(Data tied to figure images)
__________________________________________________

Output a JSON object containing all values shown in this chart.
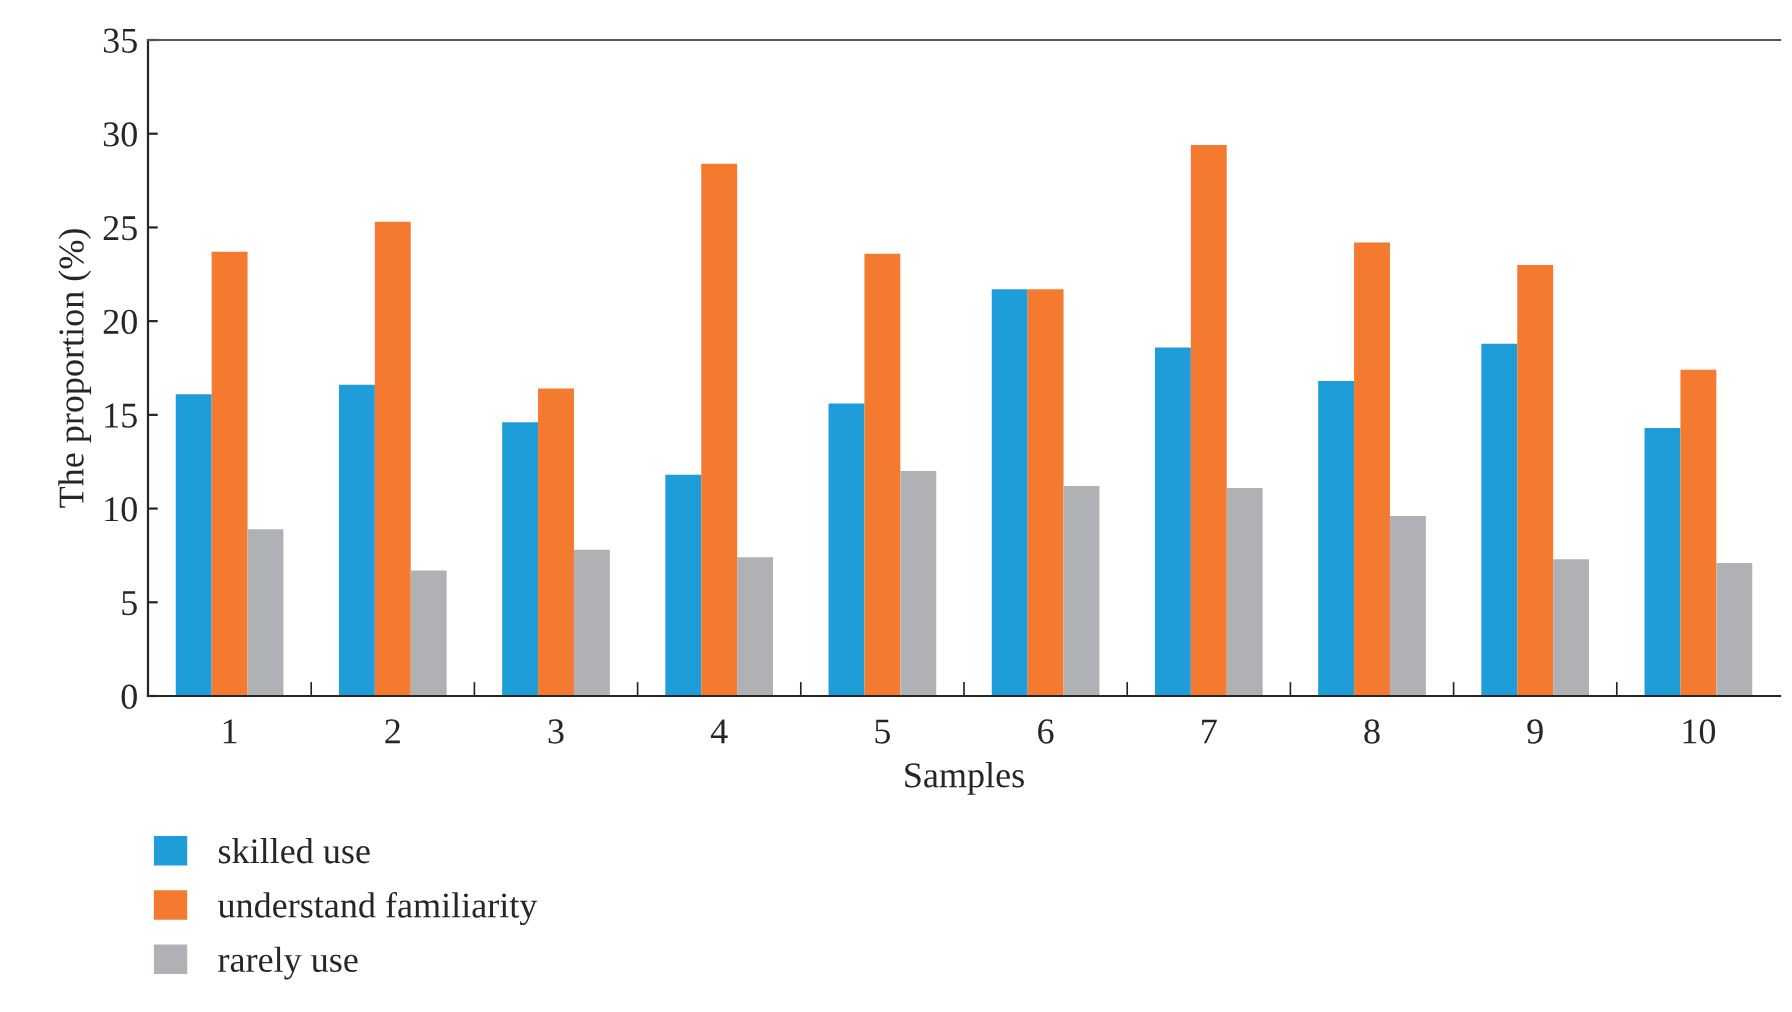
{
  "chart_data": {
    "type": "bar",
    "xlabel": "Samples",
    "ylabel": "The proportion (%)",
    "categories": [
      "1",
      "2",
      "3",
      "4",
      "5",
      "6",
      "7",
      "8",
      "9",
      "10"
    ],
    "series": [
      {
        "name": "skilled use",
        "color": "#1e9dd8",
        "values": [
          16.1,
          16.6,
          14.6,
          11.8,
          15.6,
          21.7,
          18.6,
          16.8,
          18.8,
          14.3
        ]
      },
      {
        "name": "understand familiarity",
        "color": "#f47a30",
        "values": [
          23.7,
          25.3,
          16.4,
          28.4,
          23.6,
          21.7,
          29.4,
          24.2,
          23.0,
          17.4
        ]
      },
      {
        "name": "rarely use",
        "color": "#b0b1b4",
        "values": [
          8.9,
          6.7,
          7.8,
          7.4,
          12.0,
          11.2,
          11.1,
          9.6,
          7.3,
          7.1
        ]
      }
    ],
    "ylim": [
      0,
      35
    ],
    "yticks": [
      0,
      5,
      10,
      15,
      20,
      25,
      30,
      35
    ],
    "grid": false,
    "legend": "bottom left"
  }
}
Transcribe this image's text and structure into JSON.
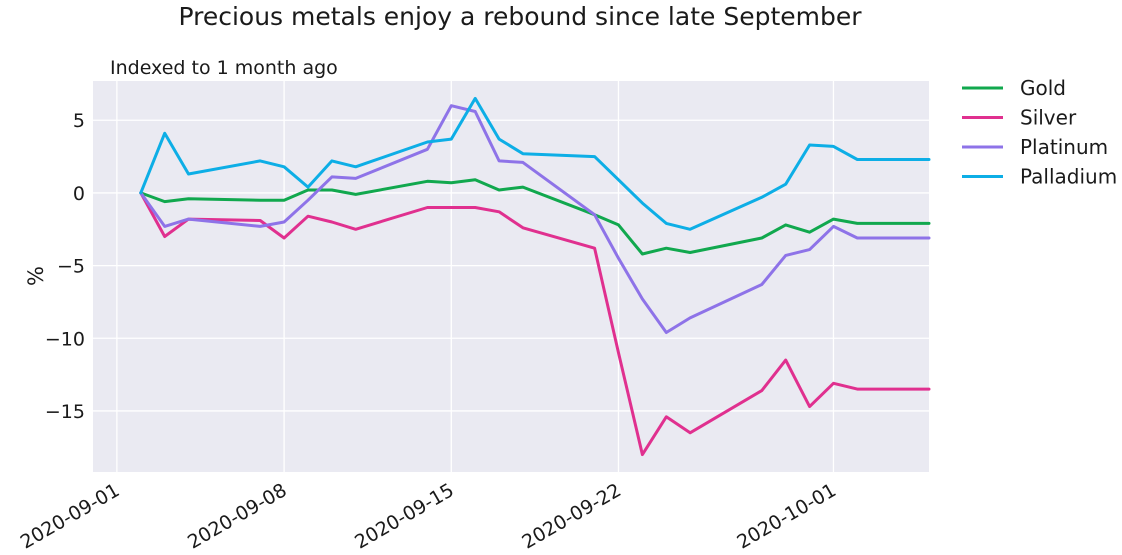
{
  "chart_data": {
    "type": "line",
    "title": "Precious metals enjoy a rebound since late September",
    "subtitle": "Indexed to 1 month ago",
    "ylabel": "%",
    "xlabel": "",
    "ylim": [
      -19.2,
      7.7
    ],
    "xlim": [
      "2020-08-31",
      "2020-10-05"
    ],
    "grid": true,
    "legend_position": "outside-right",
    "x_ticks": [
      "2020-09-01",
      "2020-09-08",
      "2020-09-15",
      "2020-09-22",
      "2020-10-01"
    ],
    "y_ticks": [
      5,
      0,
      -5,
      -10,
      -15
    ],
    "y_tick_labels": [
      "5",
      "0",
      "−5",
      "−10",
      "−15"
    ],
    "x": [
      "2020-09-02",
      "2020-09-03",
      "2020-09-04",
      "2020-09-07",
      "2020-09-08",
      "2020-09-09",
      "2020-09-10",
      "2020-09-11",
      "2020-09-14",
      "2020-09-15",
      "2020-09-16",
      "2020-09-17",
      "2020-09-18",
      "2020-09-21",
      "2020-09-22",
      "2020-09-23",
      "2020-09-24",
      "2020-09-25",
      "2020-09-28",
      "2020-09-29",
      "2020-09-30",
      "2020-10-01",
      "2020-10-02",
      "2020-10-05"
    ],
    "series": [
      {
        "name": "Gold",
        "color": "#11a84e",
        "values": [
          0,
          -0.6,
          -0.4,
          -0.5,
          -0.5,
          0.2,
          0.2,
          -0.1,
          0.8,
          0.7,
          0.9,
          0.2,
          0.4,
          -1.5,
          -2.2,
          -4.2,
          -3.8,
          -4.1,
          -3.1,
          -2.2,
          -2.7,
          -1.8,
          -2.1,
          -2.1
        ]
      },
      {
        "name": "Silver",
        "color": "#e0308f",
        "values": [
          0,
          -3.0,
          -1.8,
          -1.9,
          -3.1,
          -1.6,
          -2.0,
          -2.5,
          -1.0,
          -1.0,
          -1.0,
          -1.3,
          -2.4,
          -3.8,
          -11.0,
          -18.0,
          -15.4,
          -16.5,
          -13.6,
          -11.5,
          -14.7,
          -13.1,
          -13.5,
          -13.5
        ]
      },
      {
        "name": "Platinum",
        "color": "#8e73e8",
        "values": [
          0,
          -2.3,
          -1.8,
          -2.3,
          -2.0,
          -0.5,
          1.1,
          1.0,
          3.0,
          6.0,
          5.6,
          2.2,
          2.1,
          -1.5,
          -4.5,
          -7.3,
          -9.6,
          -8.6,
          -6.3,
          -4.3,
          -3.9,
          -2.3,
          -3.1,
          -3.1
        ]
      },
      {
        "name": "Palladium",
        "color": "#0daee6",
        "values": [
          0,
          4.1,
          1.3,
          2.2,
          1.8,
          0.4,
          2.2,
          1.8,
          3.5,
          3.7,
          6.5,
          3.7,
          2.7,
          2.5,
          0.9,
          -0.7,
          -2.1,
          -2.5,
          -0.3,
          0.6,
          3.3,
          3.2,
          2.3,
          2.3
        ]
      }
    ]
  }
}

__________________________________________________

WHAT IS NEEDED -
Filter the records for lines holding the string "name". Copy each one.

EXERCISE ANSWER -
        "name": "skilled use",
        "name": "understand familiarity",
        "name": "rarely use",
        "name": "Gold",
        "name": "Silver",
        "name": "Platinum",
        "name": "Palladium",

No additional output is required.